=== Stored data ===
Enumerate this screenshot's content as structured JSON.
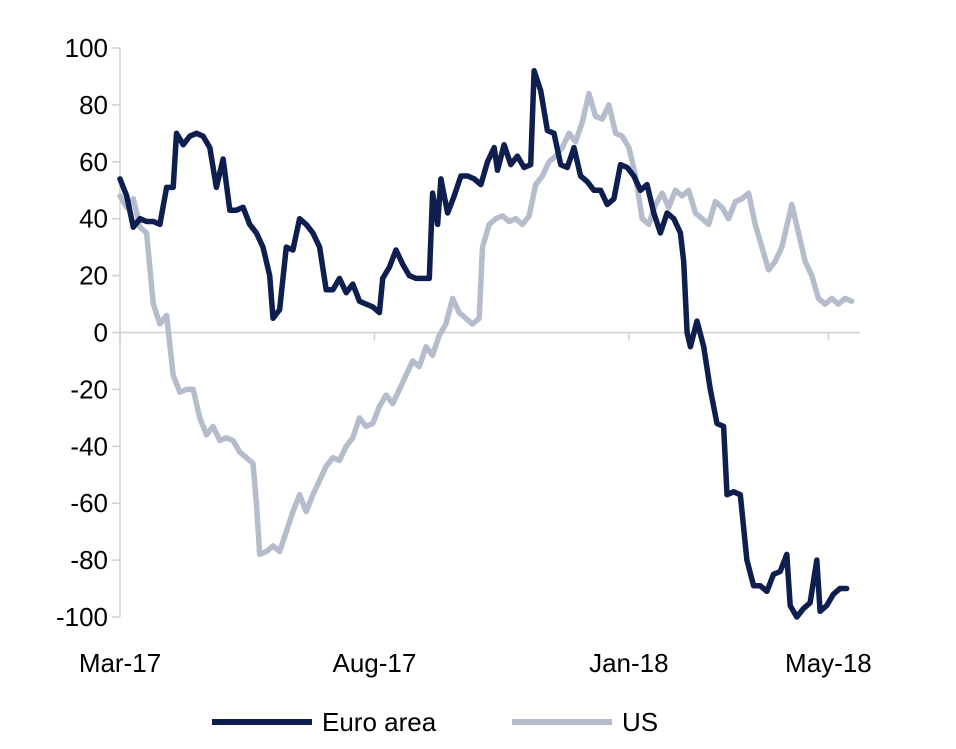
{
  "chart_data": {
    "type": "line",
    "title": "",
    "xlabel": "",
    "ylabel": "",
    "ylim": [
      -100,
      100
    ],
    "yticks": [
      100,
      80,
      60,
      40,
      20,
      0,
      -20,
      -40,
      -60,
      -80,
      -100
    ],
    "ytick_labels": [
      "100",
      "80",
      "60",
      "40",
      "20",
      "0",
      "-20",
      "-40",
      "-60",
      "-80",
      "-100"
    ],
    "xrange": [
      "2017-03-01",
      "2018-05-20"
    ],
    "xticks": [
      {
        "date": "2017-03-01",
        "label": "Mar-17"
      },
      {
        "date": "2017-08-01",
        "label": "Aug-17"
      },
      {
        "date": "2018-01-01",
        "label": "Jan-18"
      },
      {
        "date": "2018-05-01",
        "label": "May-18"
      }
    ],
    "grid": false,
    "legend": "bottom",
    "series": [
      {
        "name": "Euro area",
        "color": "#0d1e4f",
        "points": [
          [
            "2017-03-01",
            54
          ],
          [
            "2017-03-05",
            48
          ],
          [
            "2017-03-09",
            37
          ],
          [
            "2017-03-13",
            40
          ],
          [
            "2017-03-17",
            39
          ],
          [
            "2017-03-21",
            39
          ],
          [
            "2017-03-25",
            38
          ],
          [
            "2017-03-29",
            51
          ],
          [
            "2017-04-02",
            51
          ],
          [
            "2017-04-04",
            70
          ],
          [
            "2017-04-08",
            66
          ],
          [
            "2017-04-12",
            69
          ],
          [
            "2017-04-16",
            70
          ],
          [
            "2017-04-20",
            69
          ],
          [
            "2017-04-24",
            65
          ],
          [
            "2017-04-28",
            51
          ],
          [
            "2017-05-02",
            61
          ],
          [
            "2017-05-06",
            43
          ],
          [
            "2017-05-10",
            43
          ],
          [
            "2017-05-14",
            44
          ],
          [
            "2017-05-18",
            38
          ],
          [
            "2017-05-22",
            35
          ],
          [
            "2017-05-26",
            30
          ],
          [
            "2017-05-30",
            20
          ],
          [
            "2017-06-01",
            5
          ],
          [
            "2017-06-05",
            8
          ],
          [
            "2017-06-09",
            30
          ],
          [
            "2017-06-13",
            29
          ],
          [
            "2017-06-17",
            40
          ],
          [
            "2017-06-21",
            38
          ],
          [
            "2017-06-25",
            35
          ],
          [
            "2017-06-29",
            30
          ],
          [
            "2017-07-03",
            15
          ],
          [
            "2017-07-07",
            15
          ],
          [
            "2017-07-11",
            19
          ],
          [
            "2017-07-15",
            14
          ],
          [
            "2017-07-19",
            17
          ],
          [
            "2017-07-23",
            11
          ],
          [
            "2017-07-27",
            10
          ],
          [
            "2017-07-31",
            9
          ],
          [
            "2017-08-04",
            7
          ],
          [
            "2017-08-06",
            19
          ],
          [
            "2017-08-10",
            23
          ],
          [
            "2017-08-14",
            29
          ],
          [
            "2017-08-18",
            24
          ],
          [
            "2017-08-22",
            20
          ],
          [
            "2017-08-26",
            19
          ],
          [
            "2017-08-30",
            19
          ],
          [
            "2017-09-03",
            19
          ],
          [
            "2017-09-05",
            49
          ],
          [
            "2017-09-08",
            38
          ],
          [
            "2017-09-10",
            54
          ],
          [
            "2017-09-14",
            42
          ],
          [
            "2017-09-18",
            48
          ],
          [
            "2017-09-22",
            55
          ],
          [
            "2017-09-26",
            55
          ],
          [
            "2017-09-30",
            54
          ],
          [
            "2017-10-04",
            52
          ],
          [
            "2017-10-08",
            60
          ],
          [
            "2017-10-12",
            65
          ],
          [
            "2017-10-14",
            57
          ],
          [
            "2017-10-18",
            66
          ],
          [
            "2017-10-22",
            59
          ],
          [
            "2017-10-26",
            62
          ],
          [
            "2017-10-30",
            58
          ],
          [
            "2017-11-03",
            59
          ],
          [
            "2017-11-05",
            92
          ],
          [
            "2017-11-09",
            85
          ],
          [
            "2017-11-13",
            71
          ],
          [
            "2017-11-17",
            70
          ],
          [
            "2017-11-21",
            59
          ],
          [
            "2017-11-25",
            58
          ],
          [
            "2017-11-29",
            65
          ],
          [
            "2017-12-03",
            55
          ],
          [
            "2017-12-07",
            53
          ],
          [
            "2017-12-11",
            50
          ],
          [
            "2017-12-15",
            50
          ],
          [
            "2017-12-19",
            45
          ],
          [
            "2017-12-23",
            47
          ],
          [
            "2017-12-27",
            59
          ],
          [
            "2017-12-31",
            58
          ],
          [
            "2018-01-04",
            55
          ],
          [
            "2018-01-08",
            50
          ],
          [
            "2018-01-12",
            52
          ],
          [
            "2018-01-16",
            42
          ],
          [
            "2018-01-20",
            35
          ],
          [
            "2018-01-24",
            42
          ],
          [
            "2018-01-28",
            40
          ],
          [
            "2018-02-01",
            35
          ],
          [
            "2018-02-03",
            25
          ],
          [
            "2018-02-05",
            0
          ],
          [
            "2018-02-07",
            -5
          ],
          [
            "2018-02-11",
            4
          ],
          [
            "2018-02-15",
            -5
          ],
          [
            "2018-02-19",
            -20
          ],
          [
            "2018-02-23",
            -32
          ],
          [
            "2018-02-27",
            -33
          ],
          [
            "2018-03-01",
            -57
          ],
          [
            "2018-03-05",
            -56
          ],
          [
            "2018-03-09",
            -57
          ],
          [
            "2018-03-13",
            -80
          ],
          [
            "2018-03-17",
            -89
          ],
          [
            "2018-03-21",
            -89
          ],
          [
            "2018-03-25",
            -91
          ],
          [
            "2018-03-29",
            -85
          ],
          [
            "2018-04-02",
            -84
          ],
          [
            "2018-04-06",
            -78
          ],
          [
            "2018-04-08",
            -96
          ],
          [
            "2018-04-12",
            -100
          ],
          [
            "2018-04-16",
            -97
          ],
          [
            "2018-04-20",
            -95
          ],
          [
            "2018-04-24",
            -80
          ],
          [
            "2018-04-26",
            -98
          ],
          [
            "2018-04-30",
            -96
          ],
          [
            "2018-05-04",
            -92
          ],
          [
            "2018-05-08",
            -90
          ],
          [
            "2018-05-12",
            -90
          ]
        ]
      },
      {
        "name": "US",
        "color": "#b5bccb",
        "points": [
          [
            "2017-03-01",
            48
          ],
          [
            "2017-03-05",
            44
          ],
          [
            "2017-03-09",
            47
          ],
          [
            "2017-03-13",
            37
          ],
          [
            "2017-03-17",
            35
          ],
          [
            "2017-03-21",
            10
          ],
          [
            "2017-03-25",
            3
          ],
          [
            "2017-03-29",
            6
          ],
          [
            "2017-04-02",
            -15
          ],
          [
            "2017-04-06",
            -21
          ],
          [
            "2017-04-10",
            -20
          ],
          [
            "2017-04-14",
            -20
          ],
          [
            "2017-04-18",
            -30
          ],
          [
            "2017-04-22",
            -36
          ],
          [
            "2017-04-26",
            -33
          ],
          [
            "2017-04-30",
            -38
          ],
          [
            "2017-05-04",
            -37
          ],
          [
            "2017-05-08",
            -38
          ],
          [
            "2017-05-12",
            -42
          ],
          [
            "2017-05-16",
            -44
          ],
          [
            "2017-05-20",
            -46
          ],
          [
            "2017-05-22",
            -60
          ],
          [
            "2017-05-24",
            -78
          ],
          [
            "2017-05-28",
            -77
          ],
          [
            "2017-06-01",
            -75
          ],
          [
            "2017-06-05",
            -77
          ],
          [
            "2017-06-09",
            -70
          ],
          [
            "2017-06-13",
            -63
          ],
          [
            "2017-06-17",
            -57
          ],
          [
            "2017-06-21",
            -63
          ],
          [
            "2017-06-25",
            -57
          ],
          [
            "2017-06-29",
            -52
          ],
          [
            "2017-07-03",
            -47
          ],
          [
            "2017-07-07",
            -44
          ],
          [
            "2017-07-11",
            -45
          ],
          [
            "2017-07-15",
            -40
          ],
          [
            "2017-07-19",
            -37
          ],
          [
            "2017-07-23",
            -30
          ],
          [
            "2017-07-27",
            -33
          ],
          [
            "2017-07-31",
            -32
          ],
          [
            "2017-08-04",
            -26
          ],
          [
            "2017-08-08",
            -22
          ],
          [
            "2017-08-12",
            -25
          ],
          [
            "2017-08-16",
            -20
          ],
          [
            "2017-08-20",
            -15
          ],
          [
            "2017-08-24",
            -10
          ],
          [
            "2017-08-28",
            -12
          ],
          [
            "2017-09-01",
            -5
          ],
          [
            "2017-09-05",
            -8
          ],
          [
            "2017-09-09",
            -1
          ],
          [
            "2017-09-13",
            3
          ],
          [
            "2017-09-17",
            12
          ],
          [
            "2017-09-21",
            7
          ],
          [
            "2017-09-25",
            5
          ],
          [
            "2017-09-29",
            3
          ],
          [
            "2017-10-03",
            5
          ],
          [
            "2017-10-05",
            30
          ],
          [
            "2017-10-09",
            38
          ],
          [
            "2017-10-13",
            40
          ],
          [
            "2017-10-17",
            41
          ],
          [
            "2017-10-21",
            39
          ],
          [
            "2017-10-25",
            40
          ],
          [
            "2017-10-29",
            38
          ],
          [
            "2017-11-02",
            41
          ],
          [
            "2017-11-06",
            52
          ],
          [
            "2017-11-10",
            55
          ],
          [
            "2017-11-14",
            60
          ],
          [
            "2017-11-18",
            62
          ],
          [
            "2017-11-22",
            65
          ],
          [
            "2017-11-26",
            70
          ],
          [
            "2017-11-30",
            67
          ],
          [
            "2017-12-04",
            74
          ],
          [
            "2017-12-08",
            84
          ],
          [
            "2017-12-12",
            76
          ],
          [
            "2017-12-16",
            75
          ],
          [
            "2017-12-20",
            80
          ],
          [
            "2017-12-24",
            70
          ],
          [
            "2017-12-28",
            69
          ],
          [
            "2018-01-01",
            65
          ],
          [
            "2018-01-05",
            55
          ],
          [
            "2018-01-09",
            40
          ],
          [
            "2018-01-13",
            38
          ],
          [
            "2018-01-17",
            45
          ],
          [
            "2018-01-21",
            49
          ],
          [
            "2018-01-25",
            44
          ],
          [
            "2018-01-29",
            50
          ],
          [
            "2018-02-02",
            48
          ],
          [
            "2018-02-06",
            50
          ],
          [
            "2018-02-10",
            42
          ],
          [
            "2018-02-14",
            40
          ],
          [
            "2018-02-18",
            38
          ],
          [
            "2018-02-22",
            46
          ],
          [
            "2018-02-26",
            44
          ],
          [
            "2018-03-02",
            40
          ],
          [
            "2018-03-06",
            46
          ],
          [
            "2018-03-10",
            47
          ],
          [
            "2018-03-14",
            49
          ],
          [
            "2018-03-18",
            38
          ],
          [
            "2018-03-22",
            30
          ],
          [
            "2018-03-26",
            22
          ],
          [
            "2018-03-30",
            25
          ],
          [
            "2018-04-03",
            30
          ],
          [
            "2018-04-07",
            40
          ],
          [
            "2018-04-09",
            45
          ],
          [
            "2018-04-13",
            35
          ],
          [
            "2018-04-17",
            25
          ],
          [
            "2018-04-21",
            20
          ],
          [
            "2018-04-25",
            12
          ],
          [
            "2018-04-29",
            10
          ],
          [
            "2018-05-03",
            12
          ],
          [
            "2018-05-07",
            10
          ],
          [
            "2018-05-11",
            12
          ],
          [
            "2018-05-15",
            11
          ]
        ]
      }
    ]
  }
}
===
▸ **Written exercise**: Scan the data above; copy every line where "date" appears.

▸ **Correct output**:
        "date": "2017-03-01",
        "date": "2017-08-01",
        "date": "2018-01-01",
        "date": "2018-05-01",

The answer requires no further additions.